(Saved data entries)
⟨
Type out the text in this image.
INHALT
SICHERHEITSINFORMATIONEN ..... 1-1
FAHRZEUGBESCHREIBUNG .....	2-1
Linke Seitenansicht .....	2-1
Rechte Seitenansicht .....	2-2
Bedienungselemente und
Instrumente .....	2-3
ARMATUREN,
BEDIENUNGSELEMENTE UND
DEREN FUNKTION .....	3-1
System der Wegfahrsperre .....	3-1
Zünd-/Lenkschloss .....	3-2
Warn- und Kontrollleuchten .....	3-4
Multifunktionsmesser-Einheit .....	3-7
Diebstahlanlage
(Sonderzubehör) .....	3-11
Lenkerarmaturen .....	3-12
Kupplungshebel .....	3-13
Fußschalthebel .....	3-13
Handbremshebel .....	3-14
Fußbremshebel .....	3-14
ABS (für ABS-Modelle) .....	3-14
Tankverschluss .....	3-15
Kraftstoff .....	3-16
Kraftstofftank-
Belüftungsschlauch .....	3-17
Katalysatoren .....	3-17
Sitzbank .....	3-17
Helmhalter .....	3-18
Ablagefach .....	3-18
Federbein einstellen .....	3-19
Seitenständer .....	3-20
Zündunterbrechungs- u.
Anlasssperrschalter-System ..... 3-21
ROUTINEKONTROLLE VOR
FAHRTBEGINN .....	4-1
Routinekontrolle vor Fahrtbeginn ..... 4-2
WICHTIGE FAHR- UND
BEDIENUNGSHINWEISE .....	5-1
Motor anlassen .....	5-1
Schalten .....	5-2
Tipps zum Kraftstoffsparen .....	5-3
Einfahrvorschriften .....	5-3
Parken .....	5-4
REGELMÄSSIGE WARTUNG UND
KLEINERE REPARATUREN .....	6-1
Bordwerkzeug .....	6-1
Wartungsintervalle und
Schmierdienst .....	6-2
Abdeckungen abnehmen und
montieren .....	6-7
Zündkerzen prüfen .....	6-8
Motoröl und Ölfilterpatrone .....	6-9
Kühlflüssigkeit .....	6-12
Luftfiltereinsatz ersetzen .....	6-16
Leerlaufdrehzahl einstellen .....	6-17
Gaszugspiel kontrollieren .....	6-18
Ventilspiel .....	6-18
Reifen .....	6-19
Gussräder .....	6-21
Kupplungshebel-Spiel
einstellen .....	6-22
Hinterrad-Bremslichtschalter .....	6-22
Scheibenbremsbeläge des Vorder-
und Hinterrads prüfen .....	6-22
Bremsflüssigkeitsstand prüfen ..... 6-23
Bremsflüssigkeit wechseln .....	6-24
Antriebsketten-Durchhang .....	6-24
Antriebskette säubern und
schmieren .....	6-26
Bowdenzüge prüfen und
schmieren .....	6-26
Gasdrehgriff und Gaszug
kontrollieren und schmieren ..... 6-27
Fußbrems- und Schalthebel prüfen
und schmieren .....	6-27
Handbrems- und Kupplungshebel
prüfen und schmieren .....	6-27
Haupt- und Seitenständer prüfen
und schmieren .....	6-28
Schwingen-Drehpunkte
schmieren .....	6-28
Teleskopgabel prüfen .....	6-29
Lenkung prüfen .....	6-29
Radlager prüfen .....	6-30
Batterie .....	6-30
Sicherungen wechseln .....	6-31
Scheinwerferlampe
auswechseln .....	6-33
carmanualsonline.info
⟩
DESCRIPTION OF THE TASK:
Gather from the data above every line with the string "Seitenständer".

EXERCISE RESPONSE:
Seitenständer .....	3-20
Haupt- und Seitenständer prüfen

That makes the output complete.